**Task description**:
Search the entries below. Return every line that has "much" in it.

**Supplied data**:

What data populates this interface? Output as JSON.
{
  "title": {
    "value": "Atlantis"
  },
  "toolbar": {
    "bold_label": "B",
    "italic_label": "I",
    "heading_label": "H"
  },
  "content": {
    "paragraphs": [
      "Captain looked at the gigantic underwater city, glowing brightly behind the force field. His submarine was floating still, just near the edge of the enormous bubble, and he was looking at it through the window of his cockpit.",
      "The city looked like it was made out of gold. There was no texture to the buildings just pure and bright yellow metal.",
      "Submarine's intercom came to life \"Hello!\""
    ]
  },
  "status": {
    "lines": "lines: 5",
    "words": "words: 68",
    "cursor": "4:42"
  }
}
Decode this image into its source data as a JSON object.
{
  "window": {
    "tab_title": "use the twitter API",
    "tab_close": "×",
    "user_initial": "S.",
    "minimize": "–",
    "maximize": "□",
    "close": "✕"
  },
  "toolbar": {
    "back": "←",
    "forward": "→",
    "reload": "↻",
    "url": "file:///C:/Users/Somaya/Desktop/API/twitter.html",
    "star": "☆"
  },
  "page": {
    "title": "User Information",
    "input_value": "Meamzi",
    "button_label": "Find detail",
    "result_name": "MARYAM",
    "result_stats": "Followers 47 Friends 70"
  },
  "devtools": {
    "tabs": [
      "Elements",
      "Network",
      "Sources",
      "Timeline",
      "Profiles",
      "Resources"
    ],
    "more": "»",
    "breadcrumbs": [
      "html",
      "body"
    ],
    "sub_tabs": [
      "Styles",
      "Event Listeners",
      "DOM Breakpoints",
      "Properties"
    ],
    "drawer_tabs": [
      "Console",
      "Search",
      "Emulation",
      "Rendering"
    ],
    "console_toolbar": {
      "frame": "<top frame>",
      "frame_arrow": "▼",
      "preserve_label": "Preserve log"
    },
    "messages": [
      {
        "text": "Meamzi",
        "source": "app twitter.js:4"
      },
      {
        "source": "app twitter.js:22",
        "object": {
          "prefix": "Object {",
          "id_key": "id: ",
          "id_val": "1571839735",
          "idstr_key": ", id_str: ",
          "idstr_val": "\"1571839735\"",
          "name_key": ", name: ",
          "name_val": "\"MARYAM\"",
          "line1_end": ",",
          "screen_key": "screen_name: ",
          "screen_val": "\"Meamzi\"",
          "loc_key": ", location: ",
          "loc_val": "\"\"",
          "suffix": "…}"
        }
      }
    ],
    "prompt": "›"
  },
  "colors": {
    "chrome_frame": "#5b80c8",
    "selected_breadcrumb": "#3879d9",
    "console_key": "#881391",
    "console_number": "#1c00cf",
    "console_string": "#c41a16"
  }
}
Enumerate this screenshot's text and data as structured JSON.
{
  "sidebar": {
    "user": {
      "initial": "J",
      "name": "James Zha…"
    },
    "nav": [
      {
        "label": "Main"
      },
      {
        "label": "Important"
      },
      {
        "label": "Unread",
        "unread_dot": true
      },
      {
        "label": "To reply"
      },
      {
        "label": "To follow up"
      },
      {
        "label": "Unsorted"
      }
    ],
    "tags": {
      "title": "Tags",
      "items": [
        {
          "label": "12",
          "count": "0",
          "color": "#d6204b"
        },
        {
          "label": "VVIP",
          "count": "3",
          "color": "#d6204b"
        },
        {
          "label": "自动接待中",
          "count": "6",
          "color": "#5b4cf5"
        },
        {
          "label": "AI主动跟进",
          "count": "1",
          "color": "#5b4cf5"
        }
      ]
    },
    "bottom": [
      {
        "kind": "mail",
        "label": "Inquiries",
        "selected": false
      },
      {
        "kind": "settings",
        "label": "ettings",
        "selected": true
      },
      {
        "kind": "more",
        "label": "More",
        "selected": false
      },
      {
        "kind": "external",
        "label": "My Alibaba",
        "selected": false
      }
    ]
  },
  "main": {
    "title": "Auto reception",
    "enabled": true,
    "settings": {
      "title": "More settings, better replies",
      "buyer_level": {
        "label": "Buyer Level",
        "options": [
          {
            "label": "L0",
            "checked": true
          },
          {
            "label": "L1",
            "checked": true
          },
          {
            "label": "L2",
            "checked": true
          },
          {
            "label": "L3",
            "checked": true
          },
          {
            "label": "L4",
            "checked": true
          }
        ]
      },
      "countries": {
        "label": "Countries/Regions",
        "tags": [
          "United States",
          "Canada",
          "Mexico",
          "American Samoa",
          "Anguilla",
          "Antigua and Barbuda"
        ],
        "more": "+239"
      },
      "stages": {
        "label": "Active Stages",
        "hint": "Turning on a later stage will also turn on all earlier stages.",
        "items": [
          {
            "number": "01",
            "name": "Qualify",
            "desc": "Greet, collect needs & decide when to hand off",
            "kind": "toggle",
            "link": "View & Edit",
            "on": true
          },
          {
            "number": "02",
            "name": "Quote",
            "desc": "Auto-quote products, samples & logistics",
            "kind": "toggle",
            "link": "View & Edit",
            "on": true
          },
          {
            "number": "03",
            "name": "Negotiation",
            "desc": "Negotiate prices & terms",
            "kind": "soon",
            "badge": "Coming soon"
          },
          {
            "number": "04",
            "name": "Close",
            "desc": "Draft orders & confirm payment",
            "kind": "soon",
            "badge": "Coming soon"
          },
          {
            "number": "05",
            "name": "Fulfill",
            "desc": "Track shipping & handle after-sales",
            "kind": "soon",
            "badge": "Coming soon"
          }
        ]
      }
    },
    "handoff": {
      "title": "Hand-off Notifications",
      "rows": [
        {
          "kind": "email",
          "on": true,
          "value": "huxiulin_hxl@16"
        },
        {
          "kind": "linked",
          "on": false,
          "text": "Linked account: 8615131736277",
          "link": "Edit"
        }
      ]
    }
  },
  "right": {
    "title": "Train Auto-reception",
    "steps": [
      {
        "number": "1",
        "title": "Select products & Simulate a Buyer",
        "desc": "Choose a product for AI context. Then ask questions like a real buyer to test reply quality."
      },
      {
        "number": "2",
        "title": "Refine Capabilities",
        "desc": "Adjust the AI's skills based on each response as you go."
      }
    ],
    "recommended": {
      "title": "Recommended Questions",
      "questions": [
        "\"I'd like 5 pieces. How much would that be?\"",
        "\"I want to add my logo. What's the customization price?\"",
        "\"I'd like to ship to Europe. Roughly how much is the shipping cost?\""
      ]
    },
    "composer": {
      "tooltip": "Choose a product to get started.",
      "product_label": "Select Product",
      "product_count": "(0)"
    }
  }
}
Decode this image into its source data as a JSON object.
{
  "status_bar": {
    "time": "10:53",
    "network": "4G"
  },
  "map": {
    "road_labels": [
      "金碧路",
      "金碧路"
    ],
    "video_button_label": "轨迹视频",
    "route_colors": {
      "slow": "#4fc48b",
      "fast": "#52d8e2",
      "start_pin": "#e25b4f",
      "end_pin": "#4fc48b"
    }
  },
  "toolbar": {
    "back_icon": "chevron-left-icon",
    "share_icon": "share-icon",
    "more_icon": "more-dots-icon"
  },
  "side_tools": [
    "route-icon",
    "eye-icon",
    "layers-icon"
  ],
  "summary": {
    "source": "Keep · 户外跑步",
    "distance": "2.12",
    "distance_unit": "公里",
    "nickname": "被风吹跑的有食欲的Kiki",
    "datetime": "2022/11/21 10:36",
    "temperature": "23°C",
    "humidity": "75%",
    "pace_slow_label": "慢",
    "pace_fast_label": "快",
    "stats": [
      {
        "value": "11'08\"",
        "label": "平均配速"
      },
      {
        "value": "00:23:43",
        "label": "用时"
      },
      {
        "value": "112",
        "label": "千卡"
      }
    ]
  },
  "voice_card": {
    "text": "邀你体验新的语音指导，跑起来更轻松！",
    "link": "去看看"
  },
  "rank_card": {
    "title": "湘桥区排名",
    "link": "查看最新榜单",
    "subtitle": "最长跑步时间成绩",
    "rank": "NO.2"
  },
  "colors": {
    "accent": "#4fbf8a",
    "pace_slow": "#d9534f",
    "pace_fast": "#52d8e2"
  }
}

**Complete output**:
        "\"I'd like 5 pieces. How much would that be?\"",
        "\"I'd like to ship to Europe. Roughly how much is the shipping cost?\""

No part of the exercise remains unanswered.